Problem requirements :: Identify each line of the material below that contains the string "label" and copy those lines. Case counts.

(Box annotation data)
____
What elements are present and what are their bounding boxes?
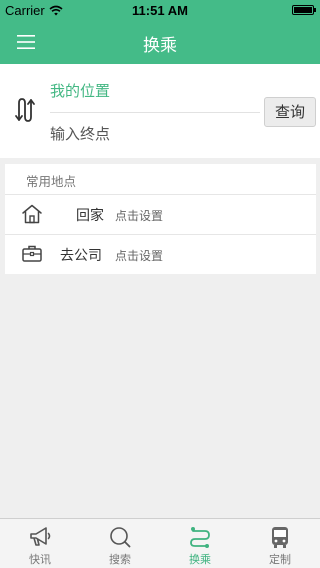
favorite-work-hint: 点击设置 (115, 249, 164, 263)
tab-label: 换乘 (189, 553, 211, 566)
tab-label: 快讯 (29, 553, 51, 566)
destination-input[interactable] (50, 124, 255, 144)
transfer-icon (190, 527, 210, 548)
megaphone-icon (30, 527, 51, 546)
clock: 11:51 AM (132, 3, 188, 18)
tab-bar: 快讯 搜索 换乘 定制 (0, 518, 320, 568)
battery-icon (292, 5, 316, 15)
search-icon (110, 527, 131, 548)
swap-icon (15, 98, 35, 122)
tab-transfer[interactable]: 换乘 (160, 519, 240, 568)
favorites-header: 常用地点 (26, 174, 77, 189)
origin-field[interactable]: 我的位置 (50, 80, 110, 101)
home-icon (22, 204, 42, 224)
route-divider (50, 112, 260, 113)
query-button[interactable]: 查询 (264, 97, 316, 127)
favorite-home-row[interactable]: 回家 点击设置 (5, 195, 316, 233)
status-bar: Carrier 11:51 AM (0, 0, 320, 20)
favorite-home-label: 回家 (76, 208, 104, 224)
bus-icon (272, 527, 288, 548)
nav-bar: 换乘 (0, 20, 320, 64)
favorite-work-row[interactable]: 去公司 点击设置 (5, 235, 316, 273)
tab-custom[interactable]: 定制 (240, 519, 320, 568)
briefcase-icon (22, 245, 42, 262)
favorite-home-hint: 点击设置 (115, 209, 164, 223)
swap-button[interactable] (11, 96, 39, 124)
screen: Carrier 11:51 AM 换乘 我的位置 输入终点 查询 常用地点 回家… (0, 0, 320, 568)
favorite-work-label: 去公司 (60, 248, 102, 264)
tab-news[interactable]: 快讯 (0, 519, 80, 568)
tab-search[interactable]: 搜索 (80, 519, 160, 568)
favorites-card: 常用地点 回家 点击设置 去公司 点击设置 (5, 164, 316, 274)
tab-label: 搜索 (109, 553, 131, 566)
page-title: 换乘 (143, 36, 177, 56)
tab-label: 定制 (269, 553, 291, 566)
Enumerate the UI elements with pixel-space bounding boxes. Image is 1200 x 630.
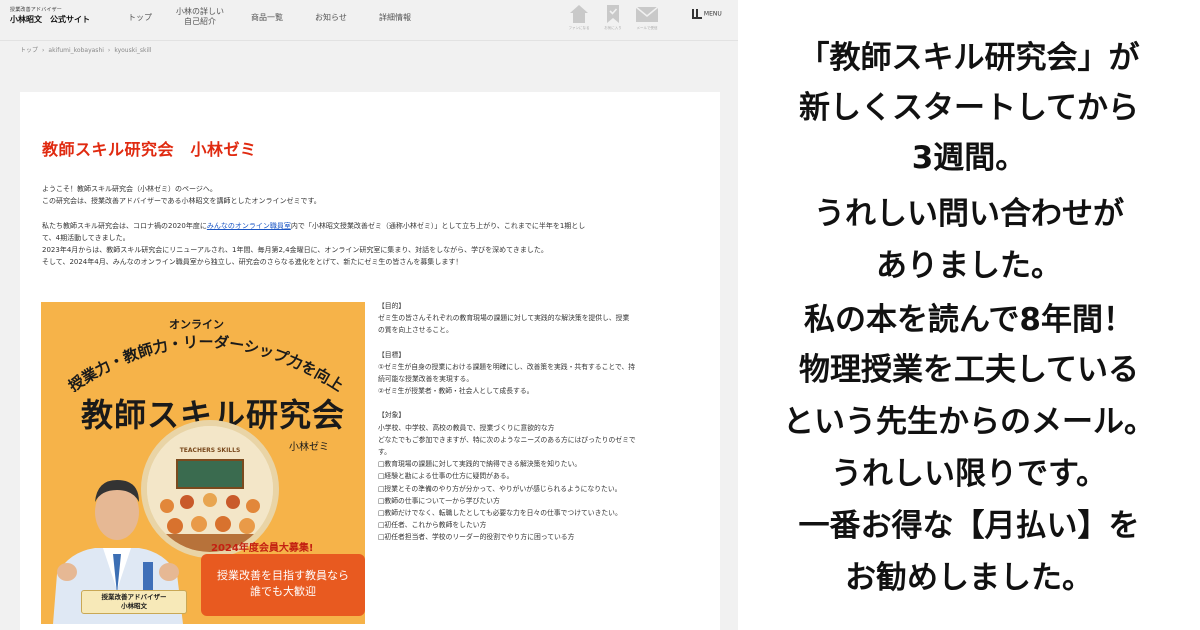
nav-details[interactable]: 詳細情報 (379, 13, 411, 23)
intro-line: ようこそ！教師スキル研究会（小林ゼミ）のページへ。 (42, 185, 217, 193)
nav-profile-line1: 小林の詳しい (176, 7, 224, 16)
home-icon (570, 5, 588, 23)
breadcrumb-top[interactable]: トップ (20, 47, 38, 54)
goal-heading: 【目標】 (378, 350, 406, 359)
intro-line: 2023年4月からは、教師スキル研究会にリニューアルされ、1年間、毎月第2,4金… (42, 246, 548, 255)
breadcrumb-separator-icon: › (107, 47, 111, 54)
lecturer-name: 小林昭文 (121, 602, 147, 610)
message-line: うれしい問い合わせが (814, 196, 1124, 232)
message-line: お勧めしました。 (845, 560, 1093, 596)
seminar-details: 【目的】 ゼミ生の皆さんそれぞれの教育現場の課題に対して実践的な解決策を提供し、… (378, 300, 708, 544)
detail-line: ①ゼミ生が自身の授業における課題を明確にし、改善策を実践・共有することで、持 (378, 362, 636, 371)
intro-line: 私たち教師スキル研究会は、コロナ禍の2020年度にみんなのオンライン職員室内で「… (42, 220, 702, 232)
menu-icon (692, 9, 702, 19)
message-line: 私の本を読んで8年間！ (803, 302, 1135, 338)
nav-profile[interactable]: 小林の詳しい 自己紹介 (176, 7, 224, 27)
breadcrumb: トップ › akifumi_kobayashi › kyouski_skill (20, 45, 151, 54)
promo-arc-text: 授業力・教師力・リーダーシップ力を向上 (65, 333, 346, 392)
check-item: □初任者担当者、学校のリーダー的役割でやり方に困っている方 (378, 533, 575, 542)
intro-line: この研究会は、授業改善アドバイザーである小林昭文を講師としたオンラインゼミです。 (42, 197, 321, 206)
header-actions: ファンになる お気に入り メールで受信 MENU (564, 3, 724, 37)
mail-label: メールで受信 (636, 26, 658, 30)
fan-button[interactable]: ファンになる (564, 3, 594, 31)
online-staffroom-link[interactable]: みんなのオンライン職員室 (207, 222, 291, 230)
detail-line: ②ゼミ生が授業者・教師・社会人として成長する。 (378, 387, 534, 396)
site-header: 授業改善アドバイザー 小林昭文 公式サイト トップ 小林の詳しい 自己紹介 商品… (0, 0, 738, 41)
website-screenshot: 授業改善アドバイザー 小林昭文 公式サイト トップ 小林の詳しい 自己紹介 商品… (0, 0, 738, 630)
mail-icon (635, 6, 659, 22)
fan-label: ファンになる (568, 26, 590, 30)
purpose-heading: 【目的】 (378, 302, 406, 310)
pill-line: 授業改善を目指す教員なら (217, 569, 349, 582)
check-item: □経験と勘による仕事の仕方に疑問がある。 (378, 472, 514, 481)
message-line: うれしい限りです。 (831, 456, 1107, 492)
promo-pill: 授業改善を目指す教員なら 誰でも大歓迎 (201, 554, 365, 616)
check-item: □教師だけでなく、転職したとしても必要な力を日々の仕事でつけていきたい。 (378, 509, 622, 518)
svg-text:TEACHERS SKILLS: TEACHERS SKILLS (180, 447, 241, 454)
detail-line: の質を向上させること。 (378, 326, 453, 335)
message-line: 物理授業を工夫している (798, 352, 1140, 388)
bookmark-icon (607, 5, 619, 23)
check-item: □教師の仕事について一から学びたい方 (378, 496, 500, 505)
pill-line: 誰でも大歓迎 (250, 585, 316, 598)
breadcrumb-current: kyouski_skill (114, 47, 152, 54)
logo-subtitle: 授業改善アドバイザー (10, 7, 63, 13)
message-line: ありました。 (876, 248, 1062, 284)
nav-news[interactable]: お知らせ (315, 13, 347, 23)
intro-line: そして、2024年4月、みんなのオンライン職員室から独立し、研究会のさらなる進化… (42, 258, 463, 267)
check-item: □教育現場の課題に対して実践的で納得できる解決策を知りたい。 (378, 460, 582, 469)
message-line: 一番お得な【月払い】を (798, 508, 1140, 544)
intro-text: ようこそ！教師スキル研究会（小林ゼミ）のページへ。 この研究会は、授業改善アドバ… (42, 183, 702, 269)
nav-top[interactable]: トップ (128, 13, 152, 23)
menu-button[interactable]: MENU (692, 9, 724, 19)
logo-title: 小林昭文 公式サイト (10, 15, 90, 24)
lecturer-label: 授業改善アドバイザー 小林昭文 (81, 590, 187, 614)
check-item: □初任者、これから教師をしたい方 (378, 521, 487, 530)
detail-line: 続可能な授業改善を実現する。 (378, 375, 474, 384)
favorite-button[interactable]: お気に入り (598, 3, 628, 31)
detail-line: どなたでもご参加できますが、特に次のようなニーズのある方にはぴったりのゼミで (378, 435, 636, 444)
check-item: □授業とその準備のやり方が分かって、やりがいが感じられるようになりたい。 (378, 484, 622, 493)
promo-banner: オンライン 授業力・教師力・リーダーシップ力を向上 教師スキル研究会 TEACH… (41, 302, 365, 624)
intro-text-span: 私たち教師スキル研究会は、コロナ禍の2020年度に (42, 221, 207, 230)
mail-button[interactable]: メールで受信 (632, 3, 662, 31)
promo-zemi: 小林ゼミ (289, 442, 329, 453)
page-title: 教師スキル研究会 小林ゼミ (42, 140, 257, 159)
message-line: 3週間。 (911, 140, 1027, 176)
breadcrumb-user[interactable]: akifumi_kobayashi (48, 47, 104, 54)
intro-line: て、4期活動してきました。 (42, 233, 130, 242)
intro-text-span: 内で「小林昭文授業改善ゼミ（通称小林ゼミ）」として立ち上がり、これまでに半年を1… (290, 221, 586, 230)
site-logo[interactable]: 授業改善アドバイザー 小林昭文 公式サイト (10, 7, 90, 26)
menu-label: MENU (703, 10, 722, 18)
message-line: 「教師スキル研究会」が (798, 40, 1140, 76)
detail-line: 小学校、中学校、高校の教員で、授業づくりに意欲的な方 (378, 423, 555, 432)
content-card: 教師スキル研究会 小林ゼミ ようこそ！教師スキル研究会（小林ゼミ）のページへ。 … (20, 92, 720, 630)
nav-products[interactable]: 商品一覧 (251, 13, 283, 23)
svg-text:授業力・教師力・リーダーシップ力を向上: 授業力・教師力・リーダーシップ力を向上 (65, 333, 346, 392)
message-line: 新しくスタートしてから (798, 90, 1140, 126)
target-heading: 【対象】 (378, 411, 406, 420)
message-panel: 「教師スキル研究会」が 新しくスタートしてから 3週間。 うれしい問い合わせが … (738, 0, 1200, 630)
promo-recruit: 2024年度会員大募集! (211, 543, 314, 554)
lecturer-title: 授業改善アドバイザー (101, 593, 167, 601)
favorite-label: お気に入り (604, 26, 622, 30)
detail-line: す。 (378, 448, 391, 457)
message-line: という先生からのメール。 (783, 404, 1155, 440)
detail-line: ゼミ生の皆さんそれぞれの教育現場の課題に対して実践的な解決策を提供し、授業 (378, 314, 630, 323)
nav-profile-line2: 自己紹介 (184, 17, 216, 26)
breadcrumb-separator-icon: › (42, 47, 45, 54)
____
Complete answer ::
tab-label: 换乘 (189, 553, 211, 566)
tab-label: 快讯 (29, 553, 51, 566)
favorite-home-label: 回家 (76, 208, 104, 224)
favorite-work-label: 去公司 (60, 248, 102, 264)
tab-label: 搜索 (109, 553, 131, 566)
tab-label: 定制 (269, 553, 291, 566)
mail-label: メールで受信 (636, 26, 658, 30)
fan-label: ファンになる (568, 26, 590, 30)
lecturer-label: 授業改善アドバイザー 小林昭文 (81, 590, 187, 614)
menu-label: MENU (703, 10, 722, 18)
favorite-label: お気に入り (604, 26, 622, 30)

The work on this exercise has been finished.